▶ **EXERCISE BRIEF**: Only the pictures should be dropped; copy the rest of the entries exactly.

▶ **SOURCE DATA**:
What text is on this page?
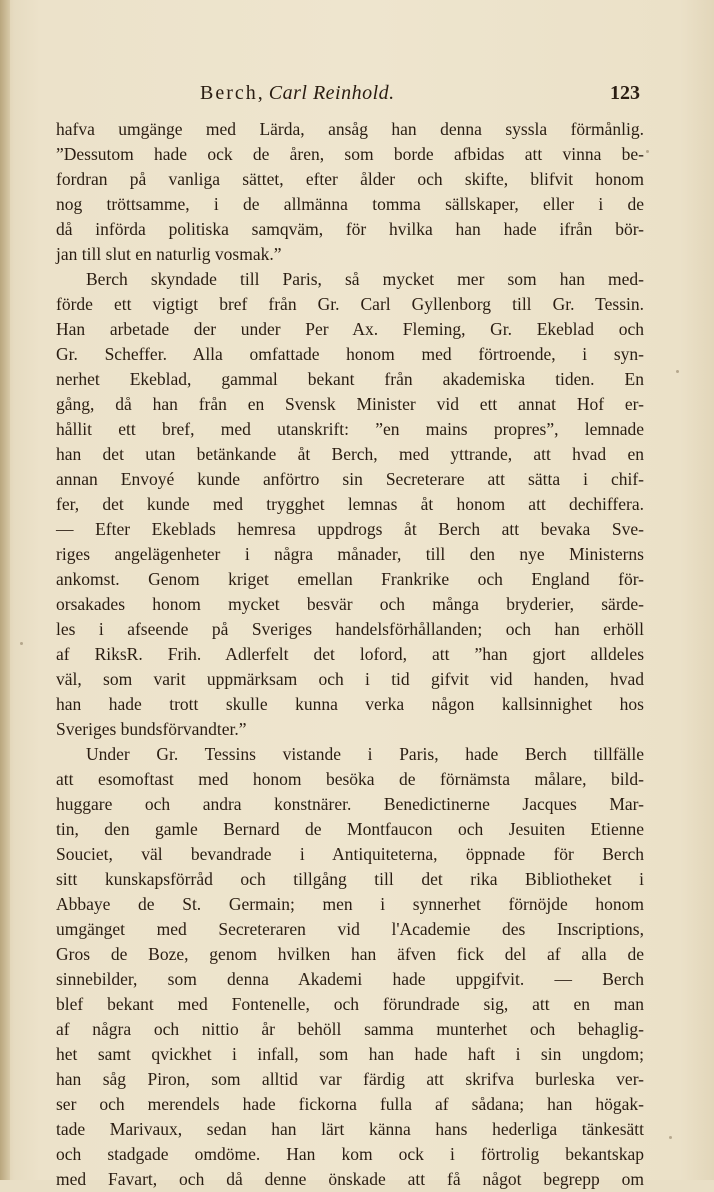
Berch, Carl Reinhold.	123
hafva umgänge med Lärda, ansåg han denna syssla förmånlig.
”Dessutom hade ock de åren, som borde afbidas att vinna be-
fordran på vanliga sättet, efter ålder och skifte, blifvit honom
nog tröttsamme, i de allmänna tomma sällskaper, eller i de
då införda politiska samqväm, för hvilka han hade ifrån bör-
jan till slut en naturlig vosmak.”
Berch skyndade till Paris, så mycket mer som han med-
förde ett vigtigt bref från Gr. Carl Gyllenborg till Gr. Tessin.
Han arbetade der under Per Ax. Fleming, Gr. Ekeblad och
Gr. Scheffer. Alla omfattade honom med förtroende, i syn-
nerhet Ekeblad, gammal bekant från akademiska tiden. En
gång, då han från en Svensk Minister vid ett annat Hof er-
hållit ett bref, med utanskrift: ”en mains propres”, lemnade
han det utan betänkande åt Berch, med yttrande, att hvad en
annan Envoyé kunde anförtro sin Secreterare att sätta i chif-
fer, det kunde med trygghet lemnas åt honom att dechiffera.
— Efter Ekeblads hemresa uppdrogs åt Berch att bevaka Sve-
riges angelägenheter i några månader, till den nye Ministerns
ankomst. Genom kriget emellan Frankrike och England för-
orsakades honom mycket besvär och många bryderier, särde-
les i afseende på Sveriges handelsförhållanden; och han erhöll
af RiksR. Frih. Adlerfelt det loford, att ”han gjort alldeles
väl, som varit uppmärksam och i tid gifvit vid handen, hvad
han hade trott skulle kunna verka någon kallsinnighet hos
Sveriges bundsförvandter.”
Under Gr. Tessins vistande i Paris, hade Berch tillfälle
att esomoftast med honom besöka de förnämsta målare, bild-
huggare och andra konstnärer. Benedictinerne Jacques Mar-
tin, den gamle Bernard de Montfaucon och Jesuiten Etienne
Souciet, väl bevandrade i Antiquiteterna, öppnade för Berch
sitt kunskapsförråd och tillgång till det rika Bibliotheket i
Abbaye de St. Germain; men i synnerhet förnöjde honom
umgänget med Secreteraren vid l'Academie des Inscriptions,
Gros de Boze, genom hvilken han äfven fick del af alla de
sinnebilder, som denna Akademi hade uppgifvit. — Berch
blef bekant med Fontenelle, och förundrade sig, att en man
af några och nittio år behöll samma munterhet och behaglig-
het samt qvickhet i infall, som han hade haft i sin ungdom;
han såg Piron, som alltid var färdig att skrifva burleska ver-
ser och merendels hade fickorna fulla af sådana; han högak-
tade Marivaux, sedan han lärt känna hans hederliga tänkesätt
och stadgade omdöme. Han kom ock i förtrolig bekantskap
med Favart, och då denne önskade att få något begrepp om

▶ **SOLUTION**:
What text is on this page?
Berch, Carl Reinhold.	123
hafva umgänge med Lärda, ansåg han denna syssla förmånlig.
”Dessutom hade ock de åren, som borde afbidas att vinna be-
fordran på vanliga sättet, efter ålder och skifte, blifvit honom
nog tröttsamme, i de allmänna tomma sällskaper, eller i de
då införda politiska samqväm, för hvilka han hade ifrån bör-
jan till slut en naturlig vosmak.”
Berch skyndade till Paris, så mycket mer som han med-
förde ett vigtigt bref från Gr. Carl Gyllenborg till Gr. Tessin.
Han arbetade der under Per Ax. Fleming, Gr. Ekeblad och
Gr. Scheffer. Alla omfattade honom med förtroende, i syn-
nerhet Ekeblad, gammal bekant från akademiska tiden. En
gång, då han från en Svensk Minister vid ett annat Hof er-
hållit ett bref, med utanskrift: ”en mains propres”, lemnade
han det utan betänkande åt Berch, med yttrande, att hvad en
annan Envoyé kunde anförtro sin Secreterare att sätta i chif-
fer, det kunde med trygghet lemnas åt honom att dechiffera.
— Efter Ekeblads hemresa uppdrogs åt Berch att bevaka Sve-
riges angelägenheter i några månader, till den nye Ministerns
ankomst. Genom kriget emellan Frankrike och England för-
orsakades honom mycket besvär och många bryderier, särde-
les i afseende på Sveriges handelsförhållanden; och han erhöll
af RiksR. Frih. Adlerfelt det loford, att ”han gjort alldeles
väl, som varit uppmärksam och i tid gifvit vid handen, hvad
han hade trott skulle kunna verka någon kallsinnighet hos
Sveriges bundsförvandter.”
Under Gr. Tessins vistande i Paris, hade Berch tillfälle
att esomoftast med honom besöka de förnämsta målare, bild-
huggare och andra konstnärer. Benedictinerne Jacques Mar-
tin, den gamle Bernard de Montfaucon och Jesuiten Etienne
Souciet, väl bevandrade i Antiquiteterna, öppnade för Berch
sitt kunskapsförråd och tillgång till det rika Bibliotheket i
Abbaye de St. Germain; men i synnerhet förnöjde honom
umgänget med Secreteraren vid l'Academie des Inscriptions,
Gros de Boze, genom hvilken han äfven fick del af alla de
sinnebilder, som denna Akademi hade uppgifvit. — Berch
blef bekant med Fontenelle, och förundrade sig, att en man
af några och nittio år behöll samma munterhet och behaglig-
het samt qvickhet i infall, som han hade haft i sin ungdom;
han såg Piron, som alltid var färdig att skrifva burleska ver-
ser och merendels hade fickorna fulla af sådana; han högak-
tade Marivaux, sedan han lärt känna hans hederliga tänkesätt
och stadgade omdöme. Han kom ock i förtrolig bekantskap
med Favart, och då denne önskade att få något begrepp om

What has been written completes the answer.